Task details:
Using the listing beneath this task, count the lines with the word "регионального" and write only the result.

* Start Exercise material *

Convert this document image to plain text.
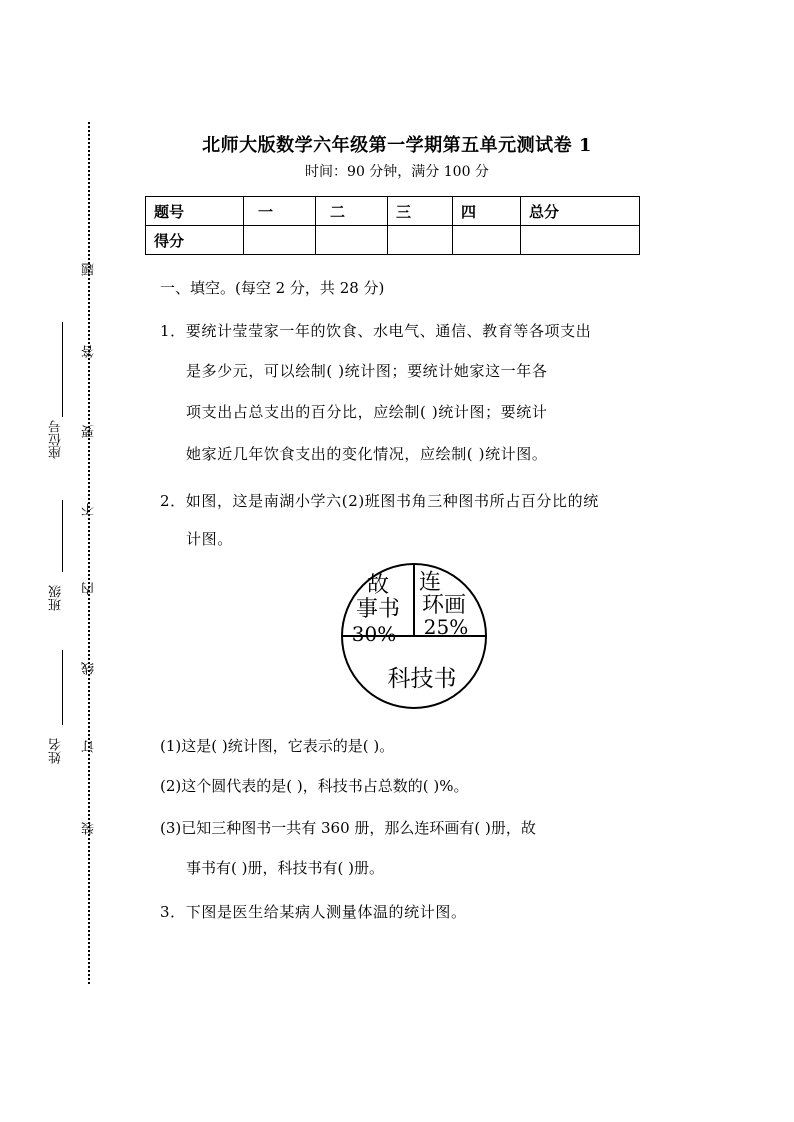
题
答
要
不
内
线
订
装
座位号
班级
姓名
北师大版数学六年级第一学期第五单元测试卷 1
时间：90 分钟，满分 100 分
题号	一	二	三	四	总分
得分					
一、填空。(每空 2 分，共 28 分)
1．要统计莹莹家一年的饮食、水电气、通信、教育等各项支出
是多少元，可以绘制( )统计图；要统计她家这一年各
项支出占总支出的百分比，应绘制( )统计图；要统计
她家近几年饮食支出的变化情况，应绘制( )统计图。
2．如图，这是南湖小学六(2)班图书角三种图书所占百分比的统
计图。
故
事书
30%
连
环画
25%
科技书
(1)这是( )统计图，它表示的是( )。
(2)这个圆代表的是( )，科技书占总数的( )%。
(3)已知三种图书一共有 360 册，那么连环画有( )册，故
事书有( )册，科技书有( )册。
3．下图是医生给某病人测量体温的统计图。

* End Exercise material *
* Start Exercise material *

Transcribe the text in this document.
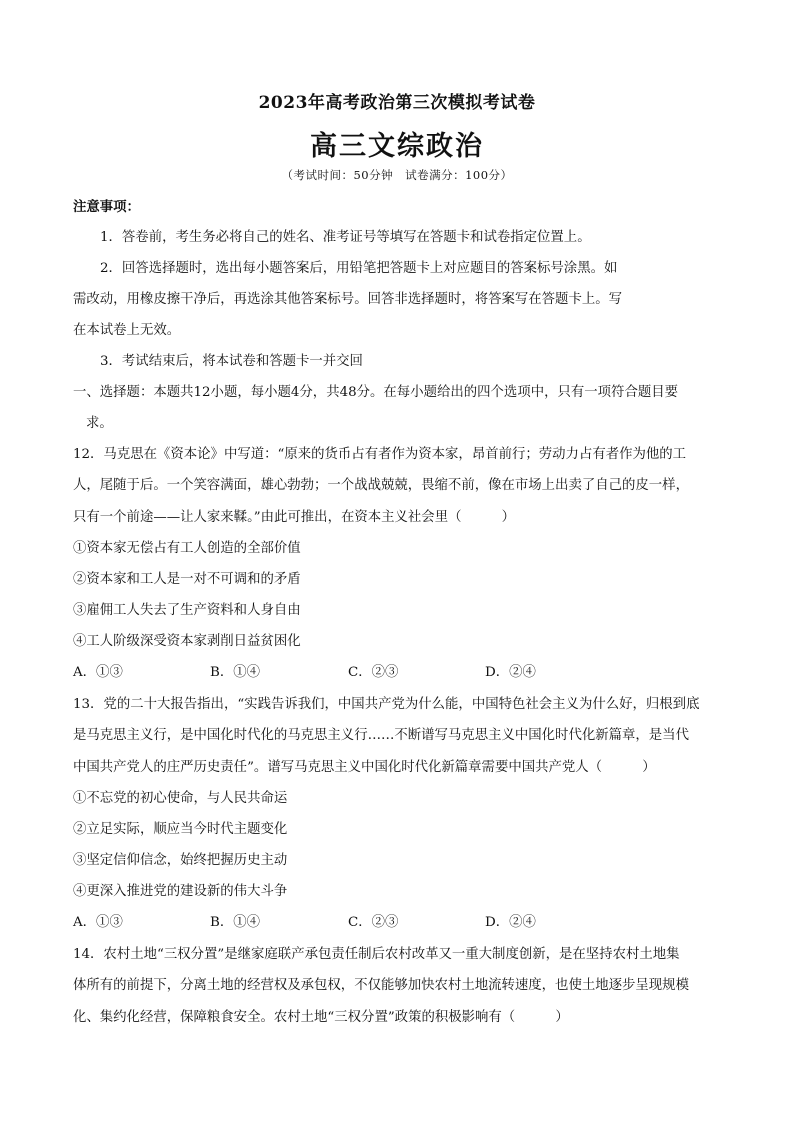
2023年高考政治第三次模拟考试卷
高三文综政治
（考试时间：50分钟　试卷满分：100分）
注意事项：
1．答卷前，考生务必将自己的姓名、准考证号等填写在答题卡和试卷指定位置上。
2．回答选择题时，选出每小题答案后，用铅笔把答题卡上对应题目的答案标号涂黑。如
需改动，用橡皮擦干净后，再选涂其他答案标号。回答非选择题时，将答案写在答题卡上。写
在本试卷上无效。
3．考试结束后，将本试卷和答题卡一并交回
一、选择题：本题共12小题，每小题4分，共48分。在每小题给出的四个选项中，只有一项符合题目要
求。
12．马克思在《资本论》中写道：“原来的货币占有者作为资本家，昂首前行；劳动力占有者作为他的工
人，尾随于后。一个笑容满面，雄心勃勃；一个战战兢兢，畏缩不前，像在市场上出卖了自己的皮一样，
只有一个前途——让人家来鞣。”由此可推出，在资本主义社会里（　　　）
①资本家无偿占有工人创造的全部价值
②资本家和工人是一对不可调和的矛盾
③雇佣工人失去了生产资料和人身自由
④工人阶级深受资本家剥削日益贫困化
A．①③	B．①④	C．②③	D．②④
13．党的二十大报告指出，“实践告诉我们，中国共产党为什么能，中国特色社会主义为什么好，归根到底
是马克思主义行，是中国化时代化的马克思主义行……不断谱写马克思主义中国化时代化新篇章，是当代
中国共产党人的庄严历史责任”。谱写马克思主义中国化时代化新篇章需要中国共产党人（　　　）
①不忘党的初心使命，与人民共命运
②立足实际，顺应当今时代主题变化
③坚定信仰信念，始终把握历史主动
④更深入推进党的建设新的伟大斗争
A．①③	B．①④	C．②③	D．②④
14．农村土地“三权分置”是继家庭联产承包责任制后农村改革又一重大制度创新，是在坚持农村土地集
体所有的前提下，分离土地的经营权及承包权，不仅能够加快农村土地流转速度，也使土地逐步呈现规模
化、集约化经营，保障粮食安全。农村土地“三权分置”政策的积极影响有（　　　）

* End Exercise material *
* Start Exercise material *

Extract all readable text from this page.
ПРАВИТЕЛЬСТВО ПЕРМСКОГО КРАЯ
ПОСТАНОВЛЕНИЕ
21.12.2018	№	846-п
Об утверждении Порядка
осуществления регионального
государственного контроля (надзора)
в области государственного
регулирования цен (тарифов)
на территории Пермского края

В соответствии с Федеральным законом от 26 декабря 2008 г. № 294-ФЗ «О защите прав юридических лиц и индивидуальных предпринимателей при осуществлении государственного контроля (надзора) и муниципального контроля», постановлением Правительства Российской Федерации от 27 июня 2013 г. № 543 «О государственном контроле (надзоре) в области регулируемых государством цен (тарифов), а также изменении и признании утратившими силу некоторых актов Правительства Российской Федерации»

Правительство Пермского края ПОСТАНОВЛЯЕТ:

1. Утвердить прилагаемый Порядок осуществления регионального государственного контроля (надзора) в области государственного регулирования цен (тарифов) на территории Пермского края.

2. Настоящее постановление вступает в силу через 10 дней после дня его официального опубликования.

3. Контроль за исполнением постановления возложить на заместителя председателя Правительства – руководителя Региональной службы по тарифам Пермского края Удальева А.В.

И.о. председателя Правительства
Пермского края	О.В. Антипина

* End Exercise material *

Expected answer:
2